[TO DO]
Set out everything from the first line of the entries below down to the line containing "candlestick [222,86,230,116]", including both, as a numbered list with no blank lines.

======== GIVEN RECORDS

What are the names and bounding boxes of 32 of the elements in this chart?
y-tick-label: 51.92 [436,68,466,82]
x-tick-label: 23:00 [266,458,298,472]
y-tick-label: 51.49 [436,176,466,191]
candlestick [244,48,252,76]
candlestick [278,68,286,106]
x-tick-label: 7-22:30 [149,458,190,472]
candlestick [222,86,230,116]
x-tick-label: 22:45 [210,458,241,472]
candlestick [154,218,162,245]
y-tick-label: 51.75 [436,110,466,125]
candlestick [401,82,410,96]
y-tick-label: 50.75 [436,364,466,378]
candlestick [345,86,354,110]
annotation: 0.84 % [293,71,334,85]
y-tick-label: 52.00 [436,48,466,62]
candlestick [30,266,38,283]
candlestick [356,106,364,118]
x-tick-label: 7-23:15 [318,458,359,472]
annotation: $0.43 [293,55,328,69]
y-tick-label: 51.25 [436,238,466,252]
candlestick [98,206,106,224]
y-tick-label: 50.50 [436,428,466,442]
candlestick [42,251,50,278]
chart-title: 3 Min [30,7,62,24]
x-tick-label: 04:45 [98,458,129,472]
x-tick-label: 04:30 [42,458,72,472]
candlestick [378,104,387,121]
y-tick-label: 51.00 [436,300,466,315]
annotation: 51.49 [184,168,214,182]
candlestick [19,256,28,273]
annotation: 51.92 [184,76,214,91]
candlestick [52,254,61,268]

================

[WRITTEN ANSWER]
1. What are the names and bounding boxes of 32 of the elements in this chart?
2. y-tick-label: 51.92 [436,68,466,82]
3. x-tick-label: 23:00 [266,458,298,472]
4. y-tick-label: 51.49 [436,176,466,191]
5. candlestick [244,48,252,76]
6. candlestick [278,68,286,106]
7. x-tick-label: 7-22:30 [149,458,190,472]
8. candlestick [222,86,230,116]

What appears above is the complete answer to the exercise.